Given data
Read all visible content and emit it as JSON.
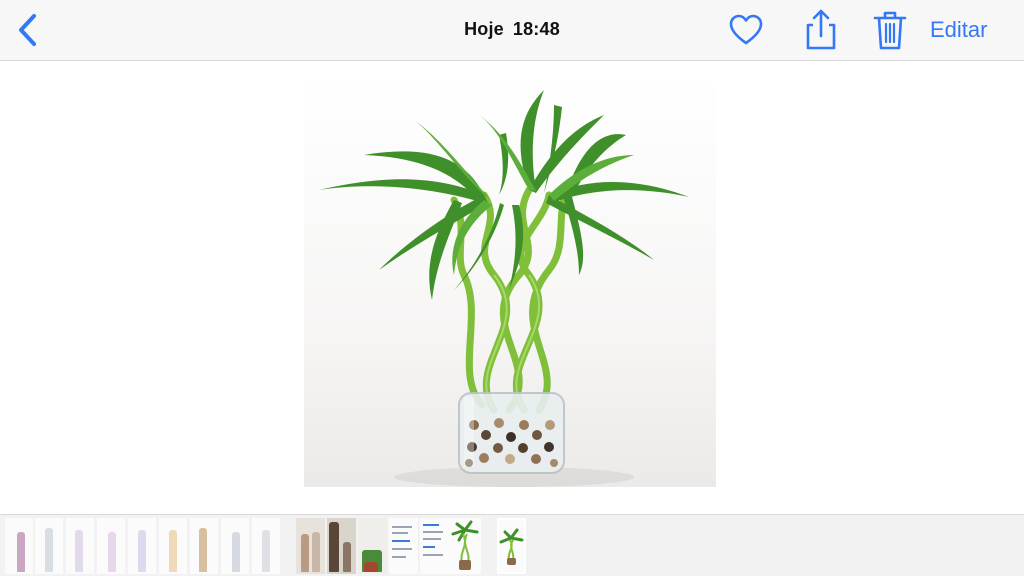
{
  "header": {
    "back_icon": "chevron-left-icon",
    "title_day": "Hoje",
    "title_time": "18:48",
    "favorite_icon": "heart-icon",
    "share_icon": "share-icon",
    "delete_icon": "trash-icon",
    "edit_label": "Editar",
    "accent_color": "#3478f6"
  },
  "photo": {
    "subject": "lucky bamboo braided in glass vase with pebbles"
  },
  "filmstrip": {
    "selected_index": 16,
    "thumbnail_count": 17
  }
}
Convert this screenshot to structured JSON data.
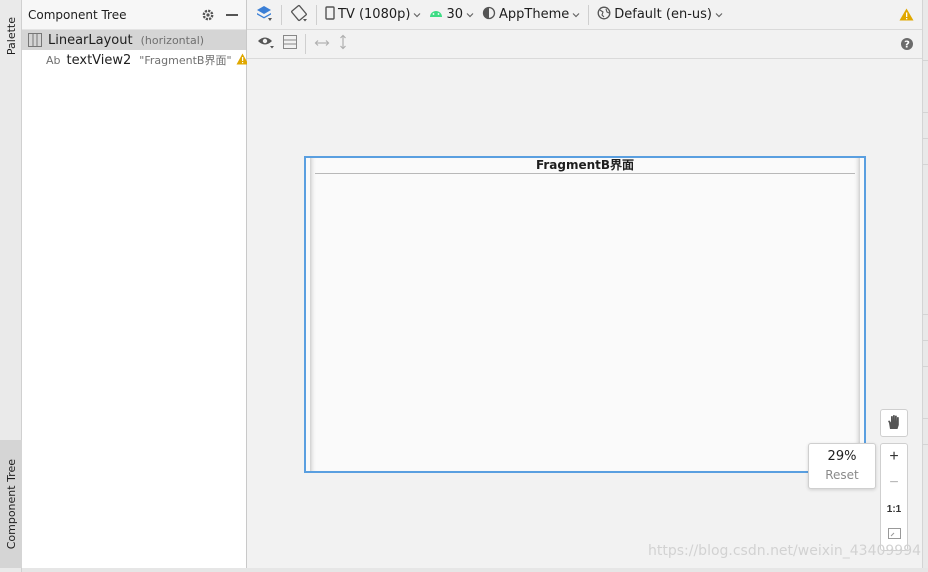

Instructions for the task
Copy out the entries verbatim and leave the images out.

Result of this task
Read all visible content and emit it as JSON.
{
  "header": {
    "back_icon": "chevron-left-icon",
    "title_day": "Hoje",
    "title_time": "18:48",
    "favorite_icon": "heart-icon",
    "share_icon": "share-icon",
    "delete_icon": "trash-icon",
    "edit_label": "Editar",
    "accent_color": "#3478f6"
  },
  "photo": {
    "subject": "lucky bamboo braided in glass vase with pebbles"
  },
  "filmstrip": {
    "selected_index": 16,
    "thumbnail_count": 17
  }
}
Convert this screenshot to structured JSON data.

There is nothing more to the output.